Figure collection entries
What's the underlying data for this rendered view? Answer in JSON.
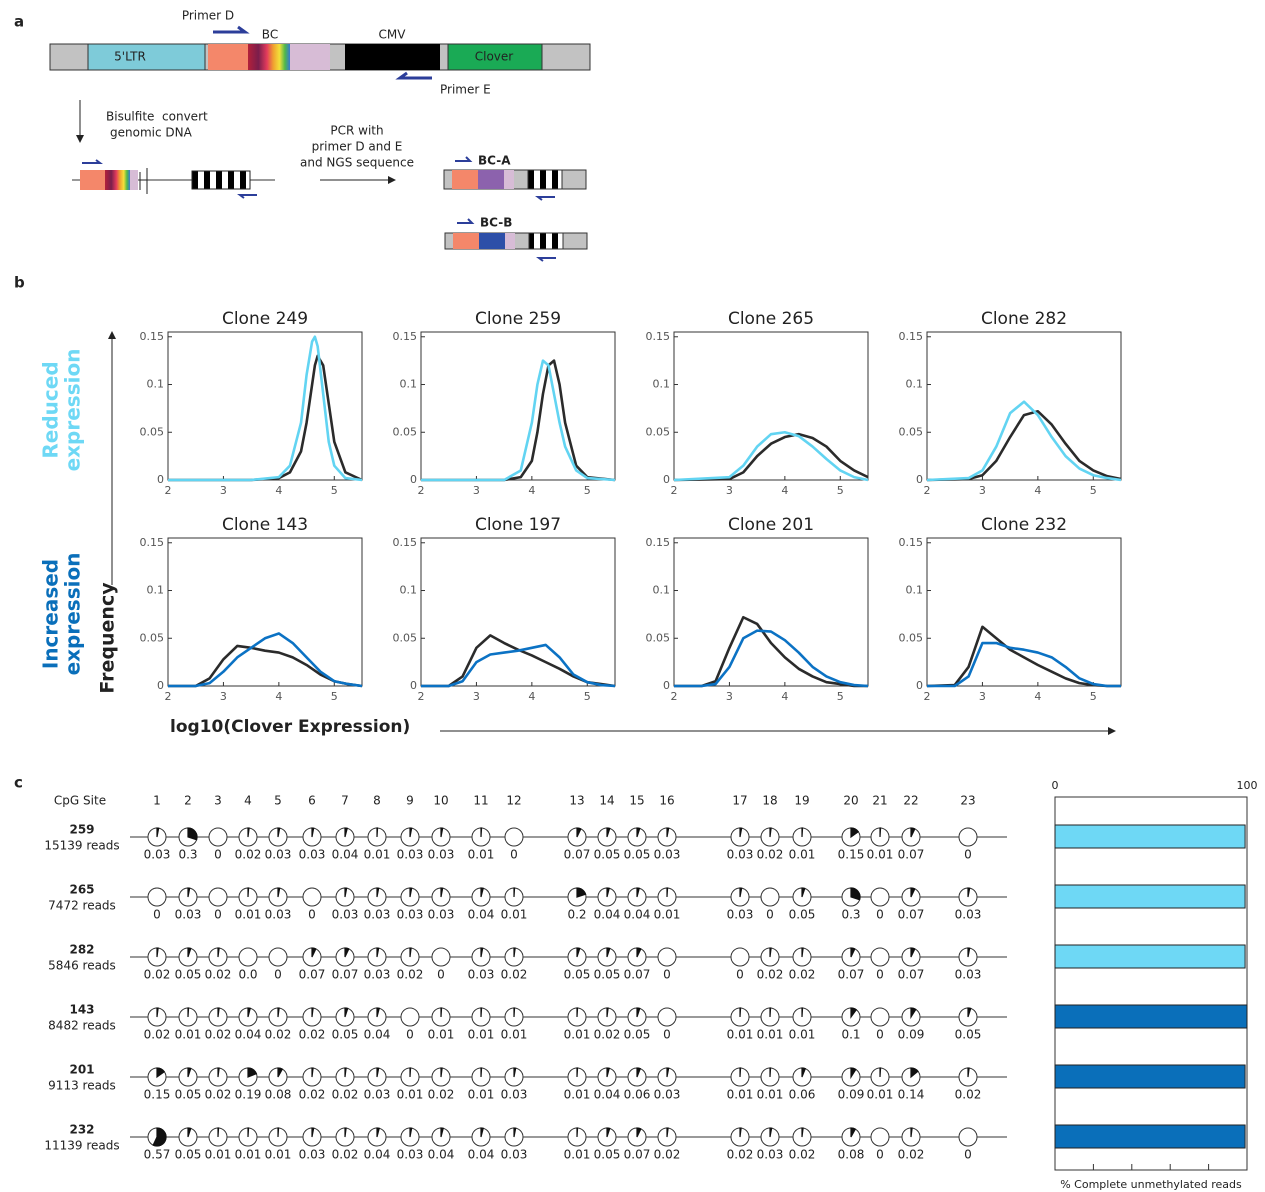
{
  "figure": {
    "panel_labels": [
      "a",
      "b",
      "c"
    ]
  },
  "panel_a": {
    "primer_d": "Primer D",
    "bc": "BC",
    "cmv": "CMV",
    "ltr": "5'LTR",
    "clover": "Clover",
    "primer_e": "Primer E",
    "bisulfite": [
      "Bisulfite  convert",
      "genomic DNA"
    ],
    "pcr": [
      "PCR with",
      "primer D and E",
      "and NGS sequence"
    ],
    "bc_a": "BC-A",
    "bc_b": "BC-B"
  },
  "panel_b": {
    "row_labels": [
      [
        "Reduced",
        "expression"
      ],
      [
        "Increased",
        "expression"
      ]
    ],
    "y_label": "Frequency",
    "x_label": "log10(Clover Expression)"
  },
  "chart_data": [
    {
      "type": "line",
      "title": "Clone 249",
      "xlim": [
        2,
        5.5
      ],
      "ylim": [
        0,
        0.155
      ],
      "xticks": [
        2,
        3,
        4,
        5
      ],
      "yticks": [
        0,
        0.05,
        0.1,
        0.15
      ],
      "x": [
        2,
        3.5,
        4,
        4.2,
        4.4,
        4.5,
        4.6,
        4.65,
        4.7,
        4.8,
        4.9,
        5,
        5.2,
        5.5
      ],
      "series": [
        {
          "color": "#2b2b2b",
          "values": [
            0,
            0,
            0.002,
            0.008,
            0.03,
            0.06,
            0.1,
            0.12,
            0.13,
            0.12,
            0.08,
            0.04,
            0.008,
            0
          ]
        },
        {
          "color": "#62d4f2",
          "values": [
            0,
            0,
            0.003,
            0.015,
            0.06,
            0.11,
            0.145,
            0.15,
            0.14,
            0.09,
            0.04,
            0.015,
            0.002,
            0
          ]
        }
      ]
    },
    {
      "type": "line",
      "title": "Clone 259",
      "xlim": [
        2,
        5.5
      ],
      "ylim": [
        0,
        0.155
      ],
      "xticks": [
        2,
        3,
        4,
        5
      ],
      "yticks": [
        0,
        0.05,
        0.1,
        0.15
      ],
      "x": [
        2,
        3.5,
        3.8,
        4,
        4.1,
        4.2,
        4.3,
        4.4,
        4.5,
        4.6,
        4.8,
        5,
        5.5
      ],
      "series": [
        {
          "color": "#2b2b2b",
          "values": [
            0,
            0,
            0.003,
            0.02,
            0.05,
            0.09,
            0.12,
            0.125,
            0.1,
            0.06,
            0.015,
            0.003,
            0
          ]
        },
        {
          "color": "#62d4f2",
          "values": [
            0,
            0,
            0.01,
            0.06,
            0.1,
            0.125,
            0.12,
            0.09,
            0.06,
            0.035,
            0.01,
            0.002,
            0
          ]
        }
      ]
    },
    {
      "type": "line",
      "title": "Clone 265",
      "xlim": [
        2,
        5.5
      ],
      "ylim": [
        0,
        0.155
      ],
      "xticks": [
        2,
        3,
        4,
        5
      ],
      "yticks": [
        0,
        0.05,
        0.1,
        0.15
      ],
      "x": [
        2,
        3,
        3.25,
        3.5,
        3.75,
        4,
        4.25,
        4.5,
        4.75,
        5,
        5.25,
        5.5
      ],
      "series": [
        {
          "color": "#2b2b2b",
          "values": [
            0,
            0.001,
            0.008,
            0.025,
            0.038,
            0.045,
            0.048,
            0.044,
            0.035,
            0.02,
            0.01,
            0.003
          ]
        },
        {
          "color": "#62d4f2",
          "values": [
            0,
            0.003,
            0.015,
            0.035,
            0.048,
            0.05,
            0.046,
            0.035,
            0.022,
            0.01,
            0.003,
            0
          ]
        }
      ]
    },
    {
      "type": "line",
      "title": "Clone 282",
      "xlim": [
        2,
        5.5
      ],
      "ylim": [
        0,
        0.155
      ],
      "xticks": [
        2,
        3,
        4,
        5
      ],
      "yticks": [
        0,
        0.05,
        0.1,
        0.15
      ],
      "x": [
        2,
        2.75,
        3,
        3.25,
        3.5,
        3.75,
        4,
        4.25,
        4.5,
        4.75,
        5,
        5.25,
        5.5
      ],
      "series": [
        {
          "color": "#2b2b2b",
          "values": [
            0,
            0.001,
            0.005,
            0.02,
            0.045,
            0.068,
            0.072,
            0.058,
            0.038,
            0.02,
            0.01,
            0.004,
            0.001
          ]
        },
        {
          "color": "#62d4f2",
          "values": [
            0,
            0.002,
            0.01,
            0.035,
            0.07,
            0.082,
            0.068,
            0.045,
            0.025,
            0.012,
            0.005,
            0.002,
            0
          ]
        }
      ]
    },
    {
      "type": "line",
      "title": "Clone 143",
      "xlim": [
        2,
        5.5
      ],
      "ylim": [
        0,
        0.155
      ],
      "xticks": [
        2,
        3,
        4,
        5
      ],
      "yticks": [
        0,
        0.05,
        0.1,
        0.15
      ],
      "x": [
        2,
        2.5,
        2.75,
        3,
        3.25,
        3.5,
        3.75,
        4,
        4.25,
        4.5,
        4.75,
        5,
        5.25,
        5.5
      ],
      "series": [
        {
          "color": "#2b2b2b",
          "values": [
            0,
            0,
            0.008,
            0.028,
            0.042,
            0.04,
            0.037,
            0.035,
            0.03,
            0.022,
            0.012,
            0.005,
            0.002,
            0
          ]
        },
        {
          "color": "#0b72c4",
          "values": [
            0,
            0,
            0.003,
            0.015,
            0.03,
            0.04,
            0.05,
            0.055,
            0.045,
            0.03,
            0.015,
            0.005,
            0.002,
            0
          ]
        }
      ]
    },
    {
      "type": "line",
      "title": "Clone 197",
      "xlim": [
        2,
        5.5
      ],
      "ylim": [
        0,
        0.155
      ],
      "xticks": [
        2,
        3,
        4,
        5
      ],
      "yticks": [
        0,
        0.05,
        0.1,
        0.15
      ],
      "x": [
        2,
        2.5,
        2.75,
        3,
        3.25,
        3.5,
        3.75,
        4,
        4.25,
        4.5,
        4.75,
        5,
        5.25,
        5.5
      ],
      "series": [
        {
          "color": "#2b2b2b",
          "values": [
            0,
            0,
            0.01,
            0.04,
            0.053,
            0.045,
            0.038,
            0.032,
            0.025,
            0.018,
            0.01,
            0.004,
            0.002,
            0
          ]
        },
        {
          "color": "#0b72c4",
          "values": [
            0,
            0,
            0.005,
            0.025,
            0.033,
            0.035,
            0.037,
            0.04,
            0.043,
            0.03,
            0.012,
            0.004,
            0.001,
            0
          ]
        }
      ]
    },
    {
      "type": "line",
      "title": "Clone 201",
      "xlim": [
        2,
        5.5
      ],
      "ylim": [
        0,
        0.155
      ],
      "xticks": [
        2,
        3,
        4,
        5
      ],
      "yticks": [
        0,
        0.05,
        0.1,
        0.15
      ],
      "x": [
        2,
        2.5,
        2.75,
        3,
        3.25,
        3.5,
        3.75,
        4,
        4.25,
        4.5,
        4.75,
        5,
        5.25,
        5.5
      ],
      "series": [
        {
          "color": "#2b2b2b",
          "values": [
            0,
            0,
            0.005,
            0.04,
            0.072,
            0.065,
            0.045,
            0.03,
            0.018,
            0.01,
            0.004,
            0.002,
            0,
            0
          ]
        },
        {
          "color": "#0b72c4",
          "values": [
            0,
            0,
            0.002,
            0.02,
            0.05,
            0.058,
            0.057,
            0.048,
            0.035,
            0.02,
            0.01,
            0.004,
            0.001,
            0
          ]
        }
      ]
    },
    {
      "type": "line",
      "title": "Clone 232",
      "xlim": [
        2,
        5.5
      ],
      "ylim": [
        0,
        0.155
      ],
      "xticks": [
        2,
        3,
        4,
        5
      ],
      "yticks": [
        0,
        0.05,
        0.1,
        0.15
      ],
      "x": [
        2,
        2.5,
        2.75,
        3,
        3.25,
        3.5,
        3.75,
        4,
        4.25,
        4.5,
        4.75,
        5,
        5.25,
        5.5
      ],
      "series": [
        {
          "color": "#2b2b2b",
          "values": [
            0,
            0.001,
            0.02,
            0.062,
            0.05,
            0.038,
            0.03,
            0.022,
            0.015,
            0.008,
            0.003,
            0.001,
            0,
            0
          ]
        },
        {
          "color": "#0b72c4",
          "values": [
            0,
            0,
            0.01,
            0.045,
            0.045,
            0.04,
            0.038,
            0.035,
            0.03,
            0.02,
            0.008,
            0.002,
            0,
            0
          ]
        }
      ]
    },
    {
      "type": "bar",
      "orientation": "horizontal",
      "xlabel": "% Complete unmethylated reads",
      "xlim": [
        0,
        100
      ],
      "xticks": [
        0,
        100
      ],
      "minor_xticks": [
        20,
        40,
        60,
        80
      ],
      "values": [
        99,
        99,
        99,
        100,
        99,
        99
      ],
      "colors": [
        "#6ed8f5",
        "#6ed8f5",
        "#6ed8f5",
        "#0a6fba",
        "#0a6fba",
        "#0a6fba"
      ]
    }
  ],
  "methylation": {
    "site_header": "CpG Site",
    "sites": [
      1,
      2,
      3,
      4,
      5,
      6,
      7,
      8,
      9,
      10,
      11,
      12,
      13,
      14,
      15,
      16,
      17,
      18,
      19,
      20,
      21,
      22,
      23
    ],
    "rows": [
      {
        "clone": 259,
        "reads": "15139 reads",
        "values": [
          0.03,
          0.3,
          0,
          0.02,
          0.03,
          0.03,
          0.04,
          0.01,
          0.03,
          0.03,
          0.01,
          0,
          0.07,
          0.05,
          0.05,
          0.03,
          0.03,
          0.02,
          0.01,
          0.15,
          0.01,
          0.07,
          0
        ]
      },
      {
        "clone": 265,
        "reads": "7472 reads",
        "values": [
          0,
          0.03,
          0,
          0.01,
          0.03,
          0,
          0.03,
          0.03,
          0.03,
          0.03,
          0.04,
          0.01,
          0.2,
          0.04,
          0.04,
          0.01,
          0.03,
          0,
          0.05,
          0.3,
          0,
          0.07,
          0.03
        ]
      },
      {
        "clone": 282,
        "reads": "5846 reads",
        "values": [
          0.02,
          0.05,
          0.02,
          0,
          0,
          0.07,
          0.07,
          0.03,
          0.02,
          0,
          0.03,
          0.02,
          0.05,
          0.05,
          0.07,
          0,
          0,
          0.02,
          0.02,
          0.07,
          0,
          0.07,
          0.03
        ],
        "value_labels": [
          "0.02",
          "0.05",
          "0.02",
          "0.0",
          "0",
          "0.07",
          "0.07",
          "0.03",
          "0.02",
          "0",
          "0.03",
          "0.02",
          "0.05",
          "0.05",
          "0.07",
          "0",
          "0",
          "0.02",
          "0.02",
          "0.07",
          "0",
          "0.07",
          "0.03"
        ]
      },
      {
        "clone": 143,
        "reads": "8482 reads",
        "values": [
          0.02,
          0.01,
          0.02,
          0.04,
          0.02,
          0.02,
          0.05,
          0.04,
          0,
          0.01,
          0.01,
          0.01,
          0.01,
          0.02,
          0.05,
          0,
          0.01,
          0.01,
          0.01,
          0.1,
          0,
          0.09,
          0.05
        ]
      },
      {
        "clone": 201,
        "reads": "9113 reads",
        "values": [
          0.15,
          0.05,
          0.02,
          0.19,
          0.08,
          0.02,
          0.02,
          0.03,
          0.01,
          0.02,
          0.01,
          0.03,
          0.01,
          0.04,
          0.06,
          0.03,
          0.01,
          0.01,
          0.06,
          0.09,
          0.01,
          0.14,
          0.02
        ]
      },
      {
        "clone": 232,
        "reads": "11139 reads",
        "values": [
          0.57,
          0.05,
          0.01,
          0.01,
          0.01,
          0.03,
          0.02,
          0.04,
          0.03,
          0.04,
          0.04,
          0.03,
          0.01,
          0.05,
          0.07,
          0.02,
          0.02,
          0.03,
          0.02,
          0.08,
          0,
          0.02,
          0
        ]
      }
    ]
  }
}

WHAT IS EXPECTED — Please say how many lines in the records above contain the word "title". Give the number alone.

TASK RESPONSE — 8